Restate the material word for word and leave out anything that is a picture.

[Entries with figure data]
---

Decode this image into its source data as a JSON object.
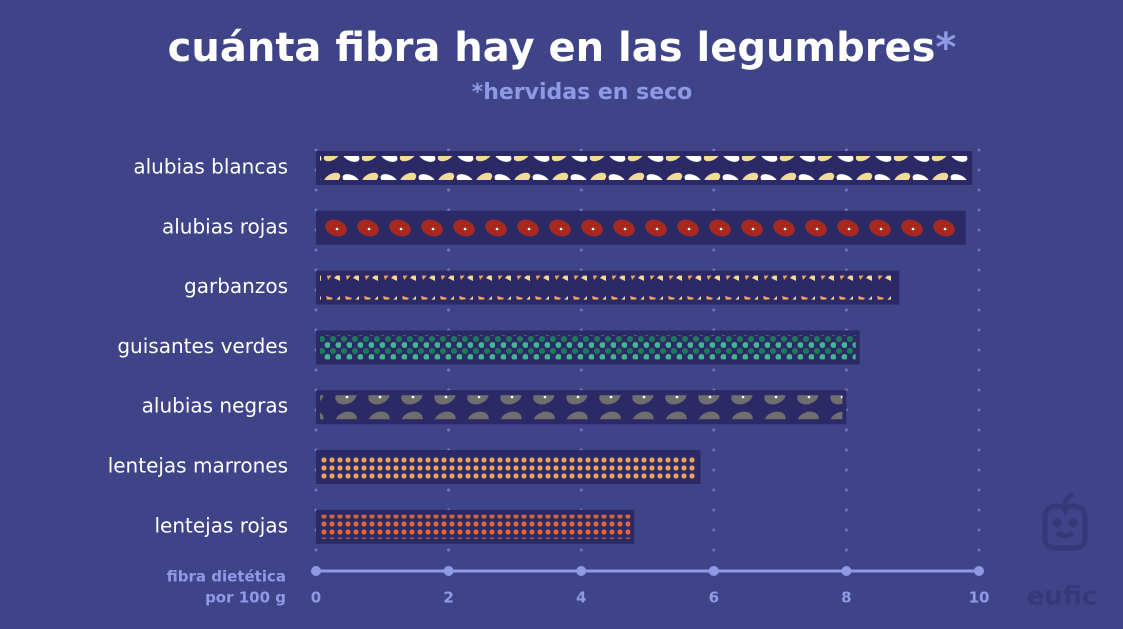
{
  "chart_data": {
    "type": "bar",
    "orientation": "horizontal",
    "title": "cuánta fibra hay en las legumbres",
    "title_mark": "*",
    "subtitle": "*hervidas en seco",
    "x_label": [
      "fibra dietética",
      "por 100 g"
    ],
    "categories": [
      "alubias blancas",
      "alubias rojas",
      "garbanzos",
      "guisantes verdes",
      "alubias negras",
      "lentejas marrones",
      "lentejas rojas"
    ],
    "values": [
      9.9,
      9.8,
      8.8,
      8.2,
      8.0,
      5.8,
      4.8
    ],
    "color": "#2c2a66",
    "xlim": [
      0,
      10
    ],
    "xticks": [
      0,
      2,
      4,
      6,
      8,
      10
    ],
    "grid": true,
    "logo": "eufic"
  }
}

---

• Written response:
Decode this image into its source data as a JSON object.
{
  "chart_data": {
    "type": "bar",
    "orientation": "horizontal",
    "title": "cuánta fibra hay en las legumbres",
    "title_mark": "*",
    "subtitle": "*hervidas en seco",
    "x_label": [
      "fibra dietética",
      "por 100 g"
    ],
    "categories": [
      "alubias blancas",
      "alubias rojas",
      "garbanzos",
      "guisantes verdes",
      "alubias negras",
      "lentejas marrones",
      "lentejas rojas"
    ],
    "values": [
      9.9,
      9.8,
      8.8,
      8.2,
      8.0,
      5.8,
      4.8
    ],
    "color": "#2c2a66",
    "xlim": [
      0,
      10
    ],
    "xticks": [
      0,
      2,
      4,
      6,
      8,
      10
    ],
    "grid": true,
    "logo": "eufic"
  }
}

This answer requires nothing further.